Without the images, write out the whole listing exactly.

···

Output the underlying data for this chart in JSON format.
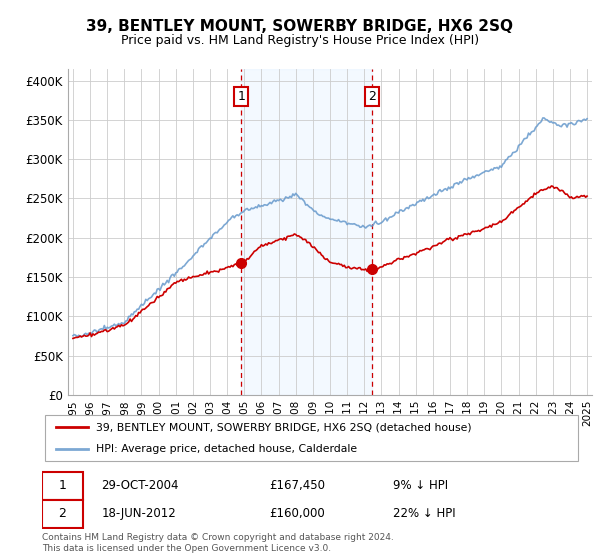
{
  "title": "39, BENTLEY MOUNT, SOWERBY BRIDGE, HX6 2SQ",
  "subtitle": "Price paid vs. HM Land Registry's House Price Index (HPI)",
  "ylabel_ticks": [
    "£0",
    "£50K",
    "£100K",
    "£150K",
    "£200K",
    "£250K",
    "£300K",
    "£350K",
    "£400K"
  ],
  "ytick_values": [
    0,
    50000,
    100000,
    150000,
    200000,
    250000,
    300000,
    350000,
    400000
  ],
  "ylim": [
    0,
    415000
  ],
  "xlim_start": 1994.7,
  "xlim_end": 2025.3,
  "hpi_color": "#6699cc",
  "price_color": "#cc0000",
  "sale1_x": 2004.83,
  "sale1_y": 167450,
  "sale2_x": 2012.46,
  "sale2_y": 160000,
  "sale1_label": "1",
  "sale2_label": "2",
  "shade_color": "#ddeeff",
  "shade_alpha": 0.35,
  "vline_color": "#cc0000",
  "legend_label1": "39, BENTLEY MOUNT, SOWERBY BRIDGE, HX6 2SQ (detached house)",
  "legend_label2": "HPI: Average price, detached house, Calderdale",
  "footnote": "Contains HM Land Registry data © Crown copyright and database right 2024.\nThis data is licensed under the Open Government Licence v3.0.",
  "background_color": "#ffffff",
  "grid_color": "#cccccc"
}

···

• _Solution for this problem_
Output the underlying data for this chart in JSON format.
{
  "title": "39, BENTLEY MOUNT, SOWERBY BRIDGE, HX6 2SQ",
  "subtitle": "Price paid vs. HM Land Registry's House Price Index (HPI)",
  "ylabel_ticks": [
    "£0",
    "£50K",
    "£100K",
    "£150K",
    "£200K",
    "£250K",
    "£300K",
    "£350K",
    "£400K"
  ],
  "ytick_values": [
    0,
    50000,
    100000,
    150000,
    200000,
    250000,
    300000,
    350000,
    400000
  ],
  "ylim": [
    0,
    415000
  ],
  "xlim_start": 1994.7,
  "xlim_end": 2025.3,
  "hpi_color": "#6699cc",
  "price_color": "#cc0000",
  "sale1_x": 2004.83,
  "sale1_y": 167450,
  "sale2_x": 2012.46,
  "sale2_y": 160000,
  "sale1_label": "1",
  "sale2_label": "2",
  "shade_color": "#ddeeff",
  "shade_alpha": 0.35,
  "vline_color": "#cc0000",
  "legend_label1": "39, BENTLEY MOUNT, SOWERBY BRIDGE, HX6 2SQ (detached house)",
  "legend_label2": "HPI: Average price, detached house, Calderdale",
  "footnote": "Contains HM Land Registry data © Crown copyright and database right 2024.\nThis data is licensed under the Open Government Licence v3.0.",
  "background_color": "#ffffff",
  "grid_color": "#cccccc"
}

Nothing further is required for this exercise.